• [What is expected] Please return the full listing below without altering anything.

• [Exercise input]
********************
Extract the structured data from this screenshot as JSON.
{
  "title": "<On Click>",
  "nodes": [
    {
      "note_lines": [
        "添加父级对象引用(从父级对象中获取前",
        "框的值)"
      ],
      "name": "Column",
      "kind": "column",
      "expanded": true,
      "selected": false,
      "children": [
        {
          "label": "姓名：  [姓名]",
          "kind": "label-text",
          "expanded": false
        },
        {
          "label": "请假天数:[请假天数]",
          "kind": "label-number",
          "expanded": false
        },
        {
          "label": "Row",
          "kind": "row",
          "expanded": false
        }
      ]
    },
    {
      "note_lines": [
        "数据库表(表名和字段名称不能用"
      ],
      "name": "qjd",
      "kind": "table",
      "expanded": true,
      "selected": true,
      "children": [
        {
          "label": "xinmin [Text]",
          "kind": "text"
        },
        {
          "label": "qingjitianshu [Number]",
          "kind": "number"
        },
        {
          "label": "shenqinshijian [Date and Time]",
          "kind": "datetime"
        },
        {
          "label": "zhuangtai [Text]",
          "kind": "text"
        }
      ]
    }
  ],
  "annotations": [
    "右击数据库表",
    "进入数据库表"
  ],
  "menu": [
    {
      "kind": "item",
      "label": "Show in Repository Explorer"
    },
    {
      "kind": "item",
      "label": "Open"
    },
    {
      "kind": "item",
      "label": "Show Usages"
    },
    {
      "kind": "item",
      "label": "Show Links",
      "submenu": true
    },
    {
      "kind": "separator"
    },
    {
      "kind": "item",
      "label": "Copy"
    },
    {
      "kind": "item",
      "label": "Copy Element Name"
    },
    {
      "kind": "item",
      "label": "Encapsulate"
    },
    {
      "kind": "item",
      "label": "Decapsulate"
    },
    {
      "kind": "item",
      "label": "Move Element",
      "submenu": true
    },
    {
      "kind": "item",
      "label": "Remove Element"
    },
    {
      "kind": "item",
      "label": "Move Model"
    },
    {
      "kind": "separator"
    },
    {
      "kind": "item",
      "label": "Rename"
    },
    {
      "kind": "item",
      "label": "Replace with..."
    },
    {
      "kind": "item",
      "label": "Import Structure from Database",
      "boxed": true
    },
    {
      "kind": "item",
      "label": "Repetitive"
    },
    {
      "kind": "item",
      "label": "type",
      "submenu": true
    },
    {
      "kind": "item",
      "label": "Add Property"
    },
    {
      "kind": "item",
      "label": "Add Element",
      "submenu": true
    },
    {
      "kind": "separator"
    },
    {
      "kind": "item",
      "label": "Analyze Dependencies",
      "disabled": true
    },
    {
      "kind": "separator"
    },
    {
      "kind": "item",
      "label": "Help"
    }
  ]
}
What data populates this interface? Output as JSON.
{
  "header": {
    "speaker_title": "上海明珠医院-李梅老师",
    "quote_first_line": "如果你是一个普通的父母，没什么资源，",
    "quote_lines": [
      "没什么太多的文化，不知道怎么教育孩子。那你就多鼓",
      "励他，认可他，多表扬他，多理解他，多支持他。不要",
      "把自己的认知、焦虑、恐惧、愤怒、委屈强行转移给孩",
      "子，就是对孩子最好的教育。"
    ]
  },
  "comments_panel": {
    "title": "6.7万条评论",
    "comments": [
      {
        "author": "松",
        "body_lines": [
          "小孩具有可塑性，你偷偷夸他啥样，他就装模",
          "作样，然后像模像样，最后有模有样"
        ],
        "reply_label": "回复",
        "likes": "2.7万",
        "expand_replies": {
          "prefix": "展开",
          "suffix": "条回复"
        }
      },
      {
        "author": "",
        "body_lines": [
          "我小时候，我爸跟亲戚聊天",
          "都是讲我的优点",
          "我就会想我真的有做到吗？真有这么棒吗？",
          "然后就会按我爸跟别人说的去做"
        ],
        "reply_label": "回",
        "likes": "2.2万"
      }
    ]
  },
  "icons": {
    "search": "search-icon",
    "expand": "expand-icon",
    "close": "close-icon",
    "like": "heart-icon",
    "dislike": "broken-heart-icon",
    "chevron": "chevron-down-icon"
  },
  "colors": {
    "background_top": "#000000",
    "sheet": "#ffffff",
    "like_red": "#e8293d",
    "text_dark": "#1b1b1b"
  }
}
********************
• [Completed exercise]
Extract the structured data from this screenshot as JSON.
{
  "title": "<On Click>",
  "nodes": [
    {
      "note_lines": [
        "添加父级对象引用(从父级对象中获取前",
        "框的值)"
      ],
      "name": "Column",
      "kind": "column",
      "expanded": true,
      "selected": false,
      "children": [
        {
          "label": "姓名：  [姓名]",
          "kind": "label-text",
          "expanded": false
        },
        {
          "label": "请假天数:[请假天数]",
          "kind": "label-number",
          "expanded": false
        },
        {
          "label": "Row",
          "kind": "row",
          "expanded": false
        }
      ]
    },
    {
      "note_lines": [
        "数据库表(表名和字段名称不能用"
      ],
      "name": "qjd",
      "kind": "table",
      "expanded": true,
      "selected": true,
      "children": [
        {
          "label": "xinmin [Text]",
          "kind": "text"
        },
        {
          "label": "qingjitianshu [Number]",
          "kind": "number"
        },
        {
          "label": "shenqinshijian [Date and Time]",
          "kind": "datetime"
        },
        {
          "label": "zhuangtai [Text]",
          "kind": "text"
        }
      ]
    }
  ],
  "annotations": [
    "右击数据库表",
    "进入数据库表"
  ],
  "menu": [
    {
      "kind": "item",
      "label": "Show in Repository Explorer"
    },
    {
      "kind": "item",
      "label": "Open"
    },
    {
      "kind": "item",
      "label": "Show Usages"
    },
    {
      "kind": "item",
      "label": "Show Links",
      "submenu": true
    },
    {
      "kind": "separator"
    },
    {
      "kind": "item",
      "label": "Copy"
    },
    {
      "kind": "item",
      "label": "Copy Element Name"
    },
    {
      "kind": "item",
      "label": "Encapsulate"
    },
    {
      "kind": "item",
      "label": "Decapsulate"
    },
    {
      "kind": "item",
      "label": "Move Element",
      "submenu": true
    },
    {
      "kind": "item",
      "label": "Remove Element"
    },
    {
      "kind": "item",
      "label": "Move Model"
    },
    {
      "kind": "separator"
    },
    {
      "kind": "item",
      "label": "Rename"
    },
    {
      "kind": "item",
      "label": "Replace with..."
    },
    {
      "kind": "item",
      "label": "Import Structure from Database",
      "boxed": true
    },
    {
      "kind": "item",
      "label": "Repetitive"
    },
    {
      "kind": "item",
      "label": "type",
      "submenu": true
    },
    {
      "kind": "item",
      "label": "Add Property"
    },
    {
      "kind": "item",
      "label": "Add Element",
      "submenu": true
    },
    {
      "kind": "separator"
    },
    {
      "kind": "item",
      "label": "Analyze Dependencies",
      "disabled": true
    },
    {
      "kind": "separator"
    },
    {
      "kind": "item",
      "label": "Help"
    }
  ]
}
What data populates this interface? Output as JSON.
{
  "header": {
    "speaker_title": "上海明珠医院-李梅老师",
    "quote_first_line": "如果你是一个普通的父母，没什么资源，",
    "quote_lines": [
      "没什么太多的文化，不知道怎么教育孩子。那你就多鼓",
      "励他，认可他，多表扬他，多理解他，多支持他。不要",
      "把自己的认知、焦虑、恐惧、愤怒、委屈强行转移给孩",
      "子，就是对孩子最好的教育。"
    ]
  },
  "comments_panel": {
    "title": "6.7万条评论",
    "comments": [
      {
        "author": "松",
        "body_lines": [
          "小孩具有可塑性，你偷偷夸他啥样，他就装模",
          "作样，然后像模像样，最后有模有样"
        ],
        "reply_label": "回复",
        "likes": "2.7万",
        "expand_replies": {
          "prefix": "展开",
          "suffix": "条回复"
        }
      },
      {
        "author": "",
        "body_lines": [
          "我小时候，我爸跟亲戚聊天",
          "都是讲我的优点",
          "我就会想我真的有做到吗？真有这么棒吗？",
          "然后就会按我爸跟别人说的去做"
        ],
        "reply_label": "回",
        "likes": "2.2万"
      }
    ]
  },
  "icons": {
    "search": "search-icon",
    "expand": "expand-icon",
    "close": "close-icon",
    "like": "heart-icon",
    "dislike": "broken-heart-icon",
    "chevron": "chevron-down-icon"
  },
  "colors": {
    "background_top": "#000000",
    "sheet": "#ffffff",
    "like_red": "#e8293d",
    "text_dark": "#1b1b1b"
  }
}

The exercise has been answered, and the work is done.